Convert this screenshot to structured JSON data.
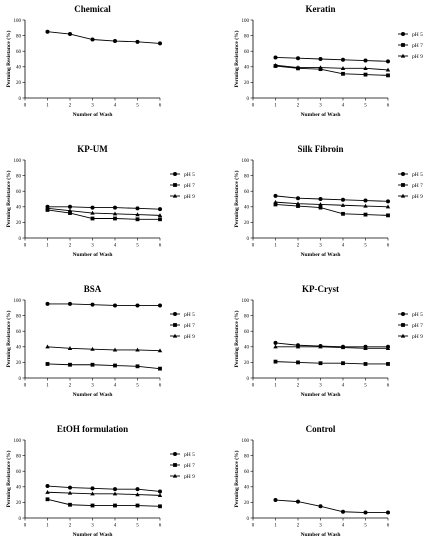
{
  "chart_data": [
    {
      "type": "line",
      "title": "Chemical",
      "xlabel": "Number of Wash",
      "ylabel": "Perming Resistance (%)",
      "x": [
        1,
        2,
        3,
        4,
        5,
        6
      ],
      "xlim": [
        0,
        6
      ],
      "ylim": [
        0,
        100
      ],
      "series": [
        {
          "values": [
            85,
            82,
            75,
            73,
            72,
            70
          ],
          "marker": "circle"
        }
      ]
    },
    {
      "type": "line",
      "title": "Keratin",
      "xlabel": "Number of Wash",
      "ylabel": "Perming Resistance (%)",
      "x": [
        1,
        2,
        3,
        4,
        5,
        6
      ],
      "xlim": [
        0,
        6
      ],
      "ylim": [
        0,
        100
      ],
      "legend": "right",
      "series": [
        {
          "name": "pH 5",
          "values": [
            52,
            51,
            50,
            49,
            48,
            47
          ],
          "marker": "circle"
        },
        {
          "name": "pH 7",
          "values": [
            41,
            38,
            37,
            31,
            30,
            29
          ],
          "marker": "square"
        },
        {
          "name": "pH 9",
          "values": [
            42,
            39,
            39,
            38,
            38,
            36
          ],
          "marker": "triangle"
        }
      ]
    },
    {
      "type": "line",
      "title": "KP-UM",
      "xlabel": "Number of Wash",
      "ylabel": "Perming Resistance (%)",
      "x": [
        1,
        2,
        3,
        4,
        5,
        6
      ],
      "xlim": [
        0,
        6
      ],
      "ylim": [
        0,
        100
      ],
      "legend": "right",
      "series": [
        {
          "name": "pH 5",
          "values": [
            40,
            40,
            39,
            39,
            38,
            37
          ],
          "marker": "circle"
        },
        {
          "name": "pH 7",
          "values": [
            36,
            32,
            25,
            25,
            24,
            24
          ],
          "marker": "square"
        },
        {
          "name": "pH 9",
          "values": [
            38,
            35,
            32,
            31,
            30,
            29
          ],
          "marker": "triangle"
        }
      ]
    },
    {
      "type": "line",
      "title": "Silk Fibroin",
      "xlabel": "Number of Wash",
      "ylabel": "Perming Resistance (%)",
      "x": [
        1,
        2,
        3,
        4,
        5,
        6
      ],
      "xlim": [
        0,
        6
      ],
      "ylim": [
        0,
        100
      ],
      "legend": "right",
      "series": [
        {
          "name": "pH 5",
          "values": [
            54,
            51,
            50,
            49,
            48,
            47
          ],
          "marker": "circle"
        },
        {
          "name": "pH 7",
          "values": [
            43,
            41,
            39,
            31,
            30,
            29
          ],
          "marker": "square"
        },
        {
          "name": "pH 9",
          "values": [
            46,
            44,
            43,
            42,
            41,
            40
          ],
          "marker": "triangle"
        }
      ]
    },
    {
      "type": "line",
      "title": "BSA",
      "xlabel": "Number of Wash",
      "ylabel": "Perming Resistance (%)",
      "x": [
        1,
        2,
        3,
        4,
        5,
        6
      ],
      "xlim": [
        0,
        6
      ],
      "ylim": [
        0,
        100
      ],
      "legend": "right",
      "series": [
        {
          "name": "pH 5",
          "values": [
            95,
            95,
            94,
            93,
            93,
            93
          ],
          "marker": "circle"
        },
        {
          "name": "pH 7",
          "values": [
            18,
            17,
            17,
            16,
            15,
            12
          ],
          "marker": "square"
        },
        {
          "name": "pH 9",
          "values": [
            40,
            38,
            37,
            36,
            36,
            35
          ],
          "marker": "triangle"
        }
      ]
    },
    {
      "type": "line",
      "title": "KP-Cryst",
      "xlabel": "Number of Wash",
      "ylabel": "Perming Resistance (%)",
      "x": [
        1,
        2,
        3,
        4,
        5,
        6
      ],
      "xlim": [
        0,
        6
      ],
      "ylim": [
        0,
        100
      ],
      "legend": "right",
      "series": [
        {
          "name": "pH 5",
          "values": [
            45,
            42,
            41,
            40,
            40,
            40
          ],
          "marker": "circle"
        },
        {
          "name": "pH 7",
          "values": [
            21,
            20,
            19,
            19,
            18,
            18
          ],
          "marker": "square"
        },
        {
          "name": "pH 9",
          "values": [
            40,
            40,
            40,
            39,
            38,
            38
          ],
          "marker": "triangle"
        }
      ]
    },
    {
      "type": "line",
      "title": "EtOH formulation",
      "xlabel": "Number of Wash",
      "ylabel": "Perming Resistance (%)",
      "x": [
        1,
        2,
        3,
        4,
        5,
        6
      ],
      "xlim": [
        0,
        6
      ],
      "ylim": [
        0,
        100
      ],
      "legend": "right",
      "series": [
        {
          "name": "pH 5",
          "values": [
            41,
            39,
            38,
            37,
            37,
            34
          ],
          "marker": "circle"
        },
        {
          "name": "pH 7",
          "values": [
            24,
            17,
            16,
            16,
            16,
            15
          ],
          "marker": "square"
        },
        {
          "name": "pH 9",
          "values": [
            33,
            32,
            31,
            31,
            30,
            29
          ],
          "marker": "triangle"
        }
      ]
    },
    {
      "type": "line",
      "title": "Control",
      "xlabel": "Number of Wash",
      "ylabel": "Perming Resistance (%)",
      "x": [
        1,
        2,
        3,
        4,
        5,
        6
      ],
      "xlim": [
        0,
        6
      ],
      "ylim": [
        0,
        100
      ],
      "series": [
        {
          "values": [
            23,
            21,
            15,
            8,
            7,
            7
          ],
          "marker": "circle"
        }
      ]
    }
  ]
}
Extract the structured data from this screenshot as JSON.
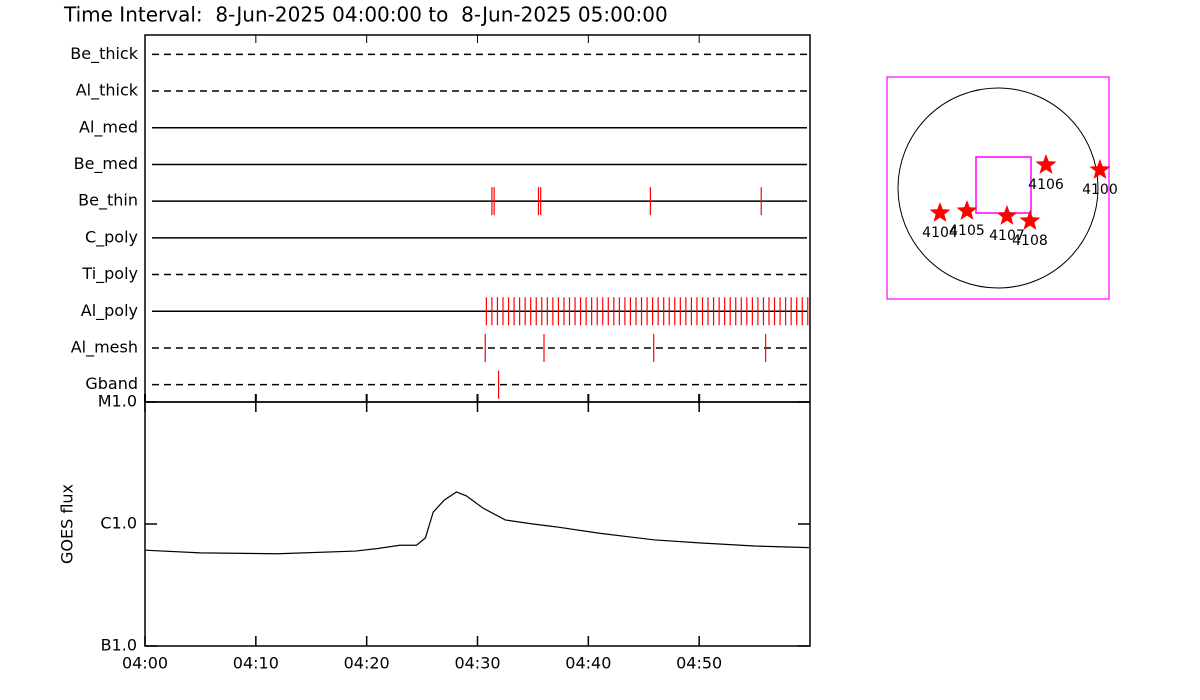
{
  "chart_data": [
    {
      "type": "timeline",
      "title": "Time Interval:  8-Jun-2025 04:00:00 to  8-Jun-2025 05:00:00",
      "xlim": [
        0,
        60
      ],
      "color": "#ff0000",
      "series": [
        {
          "name": "Be_thick",
          "style": "dashed",
          "values": []
        },
        {
          "name": "Al_thick",
          "style": "dashed",
          "values": []
        },
        {
          "name": "Al_med",
          "style": "solid",
          "values": []
        },
        {
          "name": "Be_med",
          "style": "solid",
          "values": []
        },
        {
          "name": "Be_thin",
          "style": "solid",
          "values": [
            31.3,
            31.5,
            35.5,
            35.7,
            45.6,
            55.6
          ]
        },
        {
          "name": "C_poly",
          "style": "solid",
          "values": []
        },
        {
          "name": "Ti_poly",
          "style": "dashed",
          "values": []
        },
        {
          "name": "Al_poly",
          "style": "solid",
          "values": [
            30.8,
            31.3,
            31.8,
            32.3,
            32.8,
            33.3,
            33.8,
            34.3,
            34.8,
            35.3,
            35.8,
            36.3,
            36.8,
            37.3,
            37.8,
            38.3,
            38.8,
            39.3,
            39.8,
            40.3,
            40.8,
            41.3,
            41.8,
            42.3,
            42.8,
            43.3,
            43.8,
            44.3,
            44.8,
            45.3,
            45.8,
            46.3,
            46.8,
            47.3,
            47.8,
            48.3,
            48.8,
            49.3,
            49.8,
            50.3,
            50.8,
            51.3,
            51.8,
            52.3,
            52.8,
            53.3,
            53.8,
            54.3,
            54.8,
            55.3,
            55.8,
            56.3,
            56.8,
            57.3,
            57.8,
            58.3,
            58.8,
            59.3,
            59.8
          ]
        },
        {
          "name": "Al_mesh",
          "style": "dashed",
          "values": [
            30.7,
            36.0,
            45.9,
            56.0
          ]
        },
        {
          "name": "Gband",
          "style": "dashed",
          "values": [
            31.9
          ]
        }
      ]
    },
    {
      "type": "line",
      "ylabel": "GOES flux",
      "log_scale": true,
      "color": "#000000",
      "x": [
        0,
        5,
        12,
        19,
        21,
        23,
        24.5,
        25.3,
        26,
        27,
        28.1,
        29,
        30.5,
        32.5,
        35,
        37,
        41,
        46,
        50,
        55,
        59.9
      ],
      "values": [
        6.1e-07,
        5.8e-07,
        5.7e-07,
        6e-07,
        6.3e-07,
        6.7e-07,
        6.7e-07,
        7.7e-07,
        1.25e-06,
        1.57e-06,
        1.83e-06,
        1.7e-06,
        1.35e-06,
        1.08e-06,
        1e-06,
        9.5e-07,
        8.4e-07,
        7.4e-07,
        7e-07,
        6.6e-07,
        6.4e-07
      ],
      "xlim": [
        0,
        60
      ],
      "xticks": [
        {
          "value": 0,
          "label": "04:00"
        },
        {
          "value": 10,
          "label": "04:10"
        },
        {
          "value": 20,
          "label": "04:20"
        },
        {
          "value": 30,
          "label": "04:30"
        },
        {
          "value": 40,
          "label": "04:40"
        },
        {
          "value": 50,
          "label": "04:50"
        }
      ],
      "ylim": [
        1e-07,
        1e-05
      ],
      "yticks": [
        {
          "value": 1e-07,
          "label": "B1.0"
        },
        {
          "value": 1e-06,
          "label": "C1.0"
        },
        {
          "value": 1e-05,
          "label": "M1.0"
        }
      ]
    },
    {
      "type": "scatter",
      "color": "#ff0000",
      "frame_color": "#ff00ff",
      "labels": [
        "4106",
        "4100",
        "4104",
        "4105",
        "4107",
        "4108"
      ],
      "x": [
        461,
        979,
        -557,
        -298,
        86,
        307
      ],
      "values": [
        221,
        173,
        -240,
        -221,
        -269,
        -317
      ],
      "xlim": [
        -1066,
        1066
      ],
      "ylim": [
        -1066,
        1066
      ]
    }
  ]
}
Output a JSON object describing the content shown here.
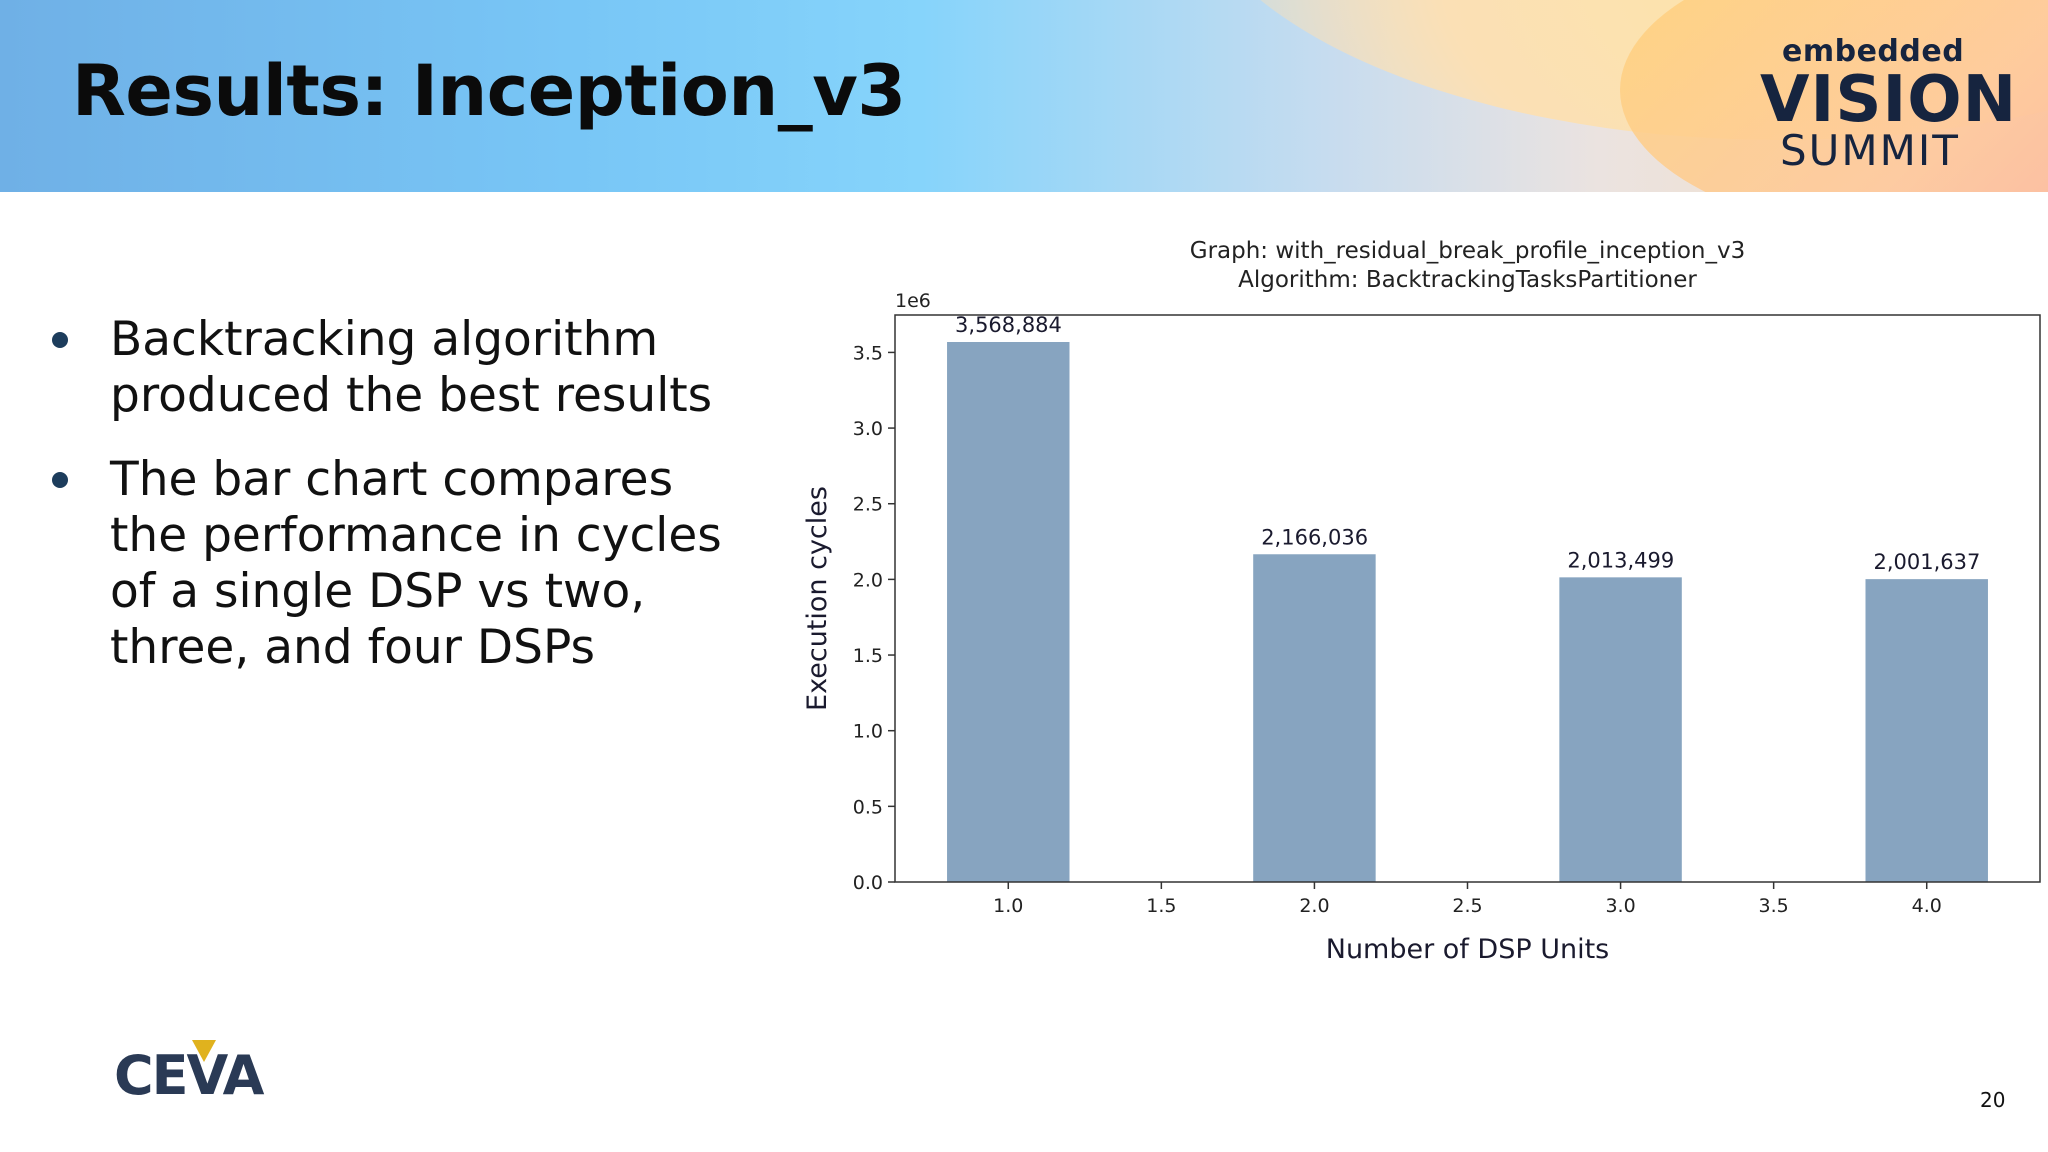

::::

> _WHAT TO DO_: Identify every line holding the word "structured" and copy it out.

> _RESPONSE TO THIS EXERCISE_:
Convert this screenshot to structured JSON data.
Extract the structured data from this screenshot as JSON.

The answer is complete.